[start]

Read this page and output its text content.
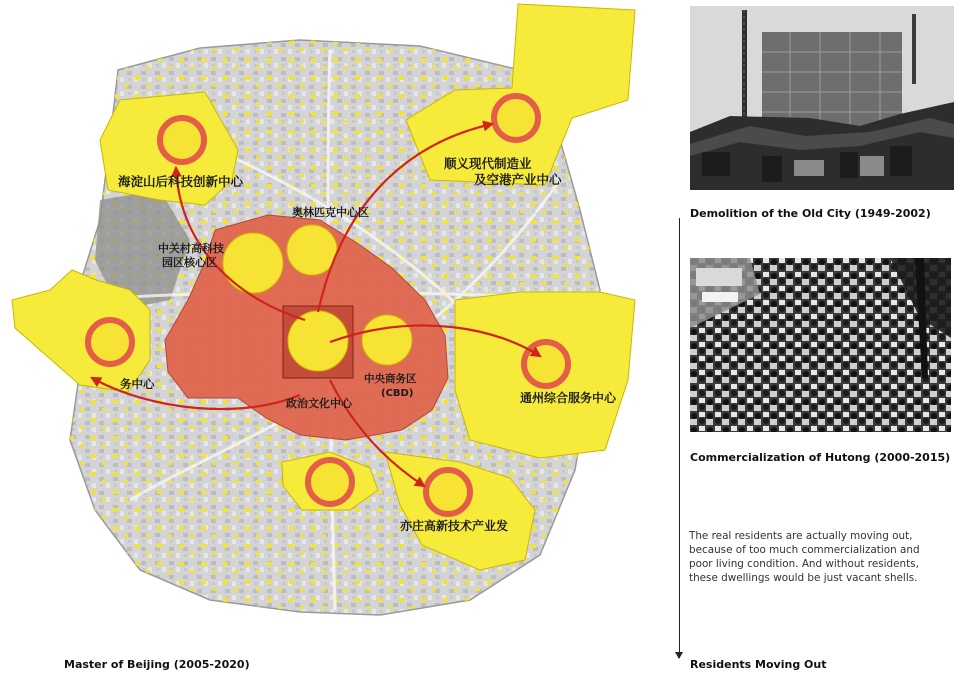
海淀山后科技创新中心
顺义现代制造业
及空港产业中心
奥林匹克中心区
中关村高科技
园区核心区
务中心	中央商务区
(CBD)
政治文化中心	通州综合服务中心
亦庄高新技术产业发
Master of Beijing (2005-2020)
Demolition of the Old City (1949-2002)
Commercialization of Hutong (2000-2015)
The real residents are actually moving out, because of too much commercialization and poor living condition. And without residents, these dwellings would be just vacant shells.
Residents Moving Out
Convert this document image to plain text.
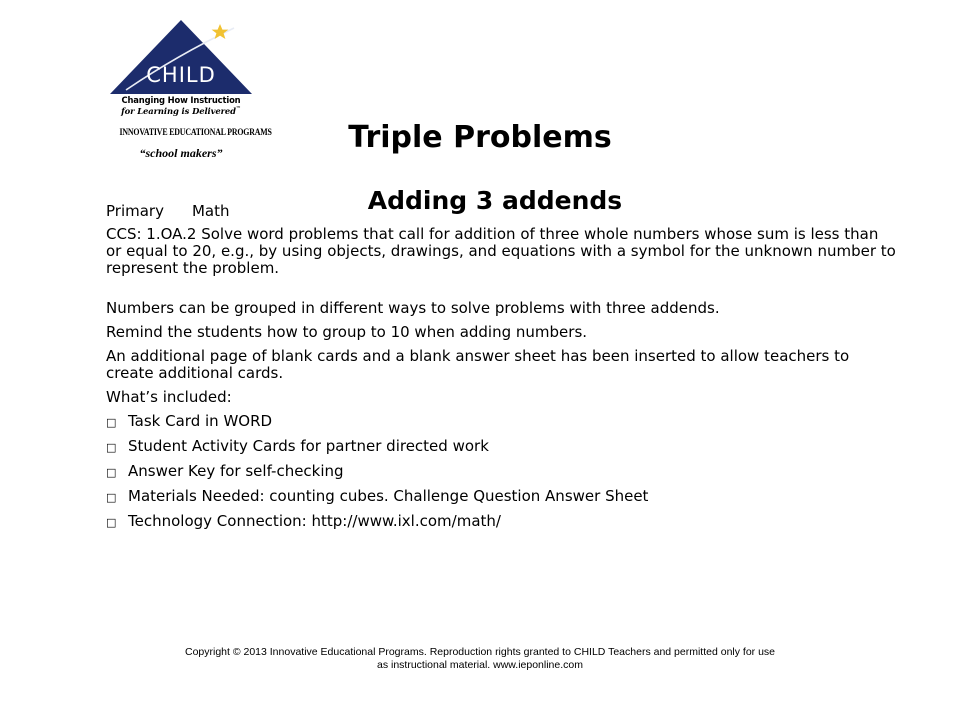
CHILD
Changing How Instruction
for Learning is Delivered™
INNOVATIVE EDUCATIONAL PROGRAMS
“school makers”	Triple Problems
Adding 3 addends

Primary Math

CCS: 1.OA.2 Solve word problems that call for addition of three whole numbers whose sum is less than or equal to 20, e.g., by using objects, drawings, and equations with a symbol for the unknown number to represent the problem.

Numbers can be grouped in different ways to solve problems with three addends.

Remind the students how to group to 10 when adding numbers.

An additional page of blank cards and a blank answer sheet has been inserted to allow teachers to create additional cards.

What’s included:

□ Task Card in WORD
□ Student Activity Cards for partner directed work
□ Answer Key for self-checking
□ Materials Needed: counting cubes. Challenge Question Answer Sheet
□ Technology Connection: http://www.ixl.com/math/
Copyright © 2013 Innovative Educational Programs. Reproduction rights granted to CHILD Teachers and permitted only for use
as instructional material. www.ieponline.com
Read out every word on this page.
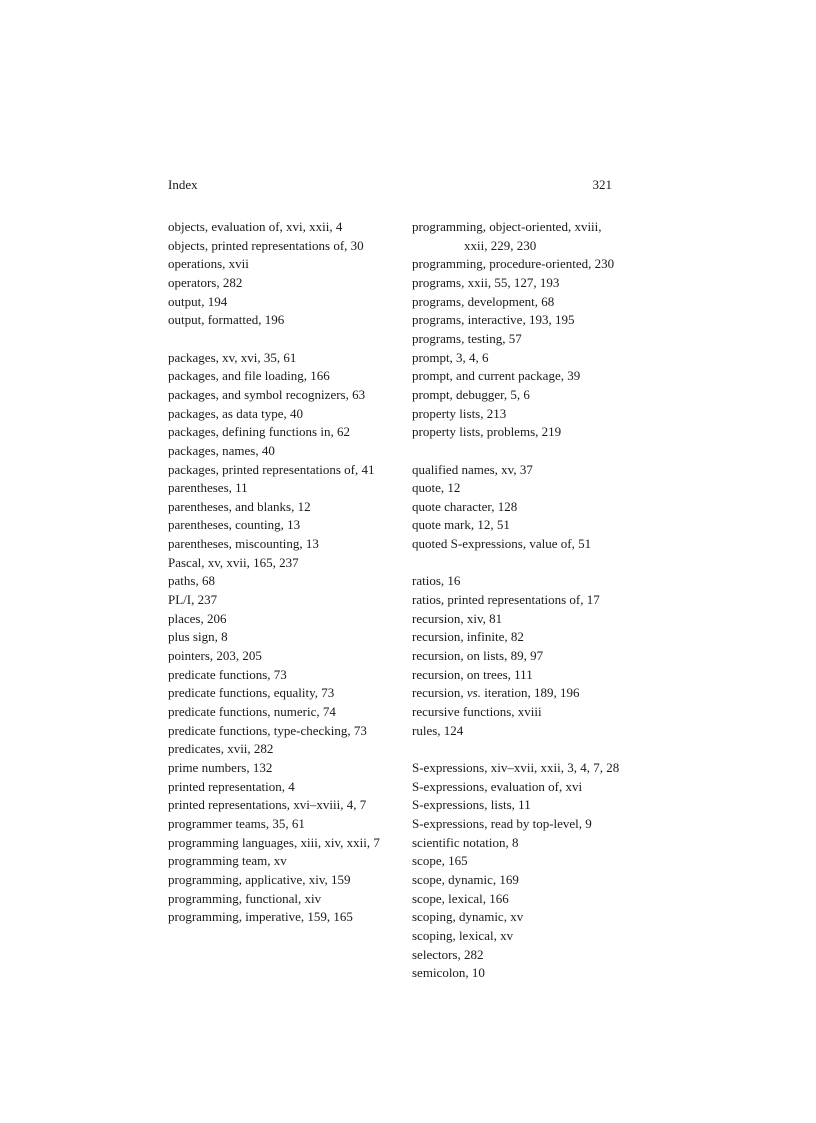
Index	321
objects, evaluation of, xvi, xxii, 4
objects, printed representations of, 30
operations, xvii
operators, 282
output, 194
output, formatted, 196
packages, xv, xvi, 35, 61
packages, and file loading, 166
packages, and symbol recognizers, 63
packages, as data type, 40
packages, defining functions in, 62
packages, names, 40
packages, printed representations of, 41
parentheses, 11
parentheses, and blanks, 12
parentheses, counting, 13
parentheses, miscounting, 13
Pascal, xv, xvii, 165, 237
paths, 68
PL/I, 237
places, 206
plus sign, 8
pointers, 203, 205
predicate functions, 73
predicate functions, equality, 73
predicate functions, numeric, 74
predicate functions, type-checking, 73
predicates, xvii, 282
prime numbers, 132
printed representation, 4
printed representations, xvi–xviii, 4, 7
programmer teams, 35, 61
programming languages, xiii, xiv, xxii, 7
programming team, xv
programming, applicative, xiv, 159
programming, functional, xiv
programming, imperative, 159, 165
programming, object-oriented, xviii, xxii, 229, 230
programming, procedure-oriented, 230
programs, xxii, 55, 127, 193
programs, development, 68
programs, interactive, 193, 195
programs, testing, 57
prompt, 3, 4, 6
prompt, and current package, 39
prompt, debugger, 5, 6
property lists, 213
property lists, problems, 219
qualified names, xv, 37
quote, 12
quote character, 128
quote mark, 12, 51
quoted S-expressions, value of, 51
ratios, 16
ratios, printed representations of, 17
recursion, xiv, 81
recursion, infinite, 82
recursion, on lists, 89, 97
recursion, on trees, 111
recursion, vs. iteration, 189, 196
recursive functions, xviii
rules, 124
S-expressions, xiv–xvii, xxii, 3, 4, 7, 28
S-expressions, evaluation of, xvi
S-expressions, lists, 11
S-expressions, read by top-level, 9
scientific notation, 8
scope, 165
scope, dynamic, 169
scope, lexical, 166
scoping, dynamic, xv
scoping, lexical, xv
selectors, 282
semicolon, 10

[end]

Search the entries for the word "output" and copy every line that has it.

Read this page and output its text content.
output, 194
output, formatted, 196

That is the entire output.